Records for the task ::
========

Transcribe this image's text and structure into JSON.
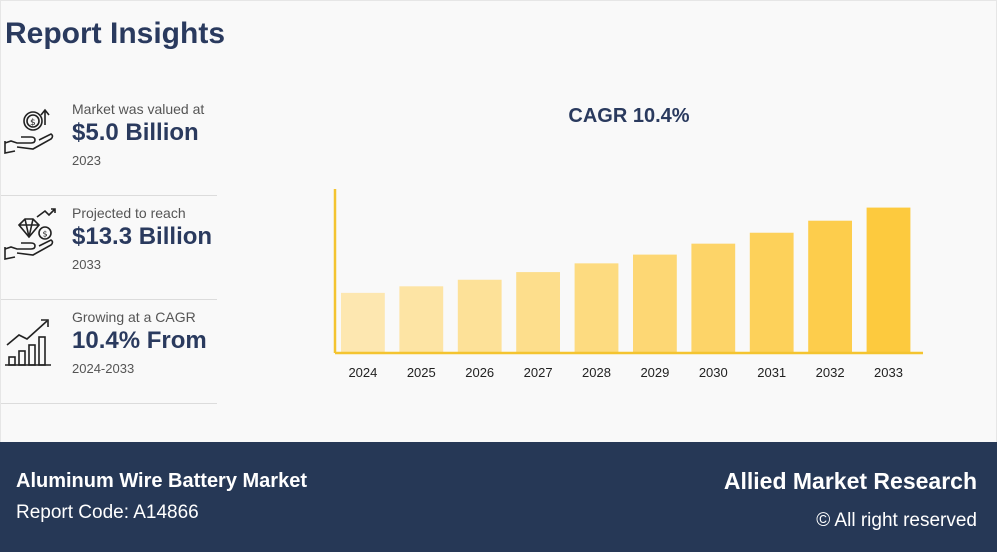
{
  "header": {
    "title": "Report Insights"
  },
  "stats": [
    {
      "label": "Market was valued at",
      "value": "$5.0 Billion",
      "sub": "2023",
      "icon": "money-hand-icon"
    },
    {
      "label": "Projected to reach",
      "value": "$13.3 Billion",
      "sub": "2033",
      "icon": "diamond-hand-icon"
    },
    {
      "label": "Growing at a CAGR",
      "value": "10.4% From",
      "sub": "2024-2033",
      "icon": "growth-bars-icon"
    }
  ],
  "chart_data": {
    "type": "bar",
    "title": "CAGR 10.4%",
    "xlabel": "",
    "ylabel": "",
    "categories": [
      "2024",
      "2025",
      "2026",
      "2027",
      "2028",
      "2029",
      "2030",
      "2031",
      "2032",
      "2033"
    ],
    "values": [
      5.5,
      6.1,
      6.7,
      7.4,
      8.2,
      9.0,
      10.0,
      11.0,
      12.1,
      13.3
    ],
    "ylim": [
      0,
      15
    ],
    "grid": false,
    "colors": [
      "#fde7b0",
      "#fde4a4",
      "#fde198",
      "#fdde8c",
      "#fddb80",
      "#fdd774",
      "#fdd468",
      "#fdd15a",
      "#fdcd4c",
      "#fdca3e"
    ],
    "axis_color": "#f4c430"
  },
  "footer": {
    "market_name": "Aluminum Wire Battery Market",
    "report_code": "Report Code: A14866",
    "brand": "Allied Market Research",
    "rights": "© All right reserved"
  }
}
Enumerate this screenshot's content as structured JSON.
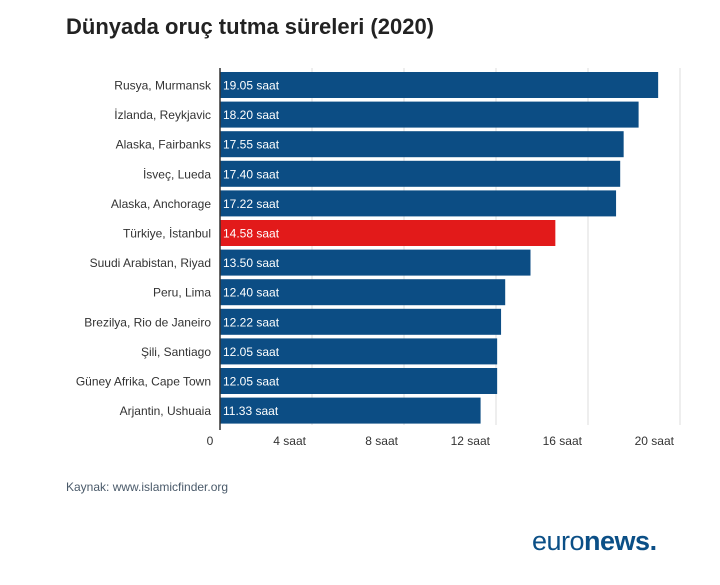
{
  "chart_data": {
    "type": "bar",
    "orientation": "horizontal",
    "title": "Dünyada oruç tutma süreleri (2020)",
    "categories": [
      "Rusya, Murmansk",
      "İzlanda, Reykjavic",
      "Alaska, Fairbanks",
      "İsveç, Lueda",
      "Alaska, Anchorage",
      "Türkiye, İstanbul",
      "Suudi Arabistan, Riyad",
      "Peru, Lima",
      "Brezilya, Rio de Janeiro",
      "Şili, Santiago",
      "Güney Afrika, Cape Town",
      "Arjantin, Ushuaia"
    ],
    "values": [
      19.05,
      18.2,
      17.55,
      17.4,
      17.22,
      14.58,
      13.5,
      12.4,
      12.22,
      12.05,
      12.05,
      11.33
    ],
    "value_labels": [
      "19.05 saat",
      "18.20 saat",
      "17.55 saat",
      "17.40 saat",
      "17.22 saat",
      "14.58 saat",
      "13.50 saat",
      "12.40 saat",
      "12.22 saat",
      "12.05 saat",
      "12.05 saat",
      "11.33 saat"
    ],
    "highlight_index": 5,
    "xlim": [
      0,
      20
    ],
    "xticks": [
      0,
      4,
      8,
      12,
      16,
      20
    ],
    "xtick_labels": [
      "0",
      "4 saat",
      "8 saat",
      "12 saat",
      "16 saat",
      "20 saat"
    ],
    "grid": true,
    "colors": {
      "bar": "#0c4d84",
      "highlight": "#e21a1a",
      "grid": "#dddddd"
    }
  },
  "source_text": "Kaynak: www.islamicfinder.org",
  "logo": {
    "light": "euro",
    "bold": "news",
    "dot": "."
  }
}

========

Set problem :: Filter the entries down to the lines containing "Report". Copy each of those lines.

Answer ::
    "title": "Report Insights"
    "report_code": "Report Code: A14866",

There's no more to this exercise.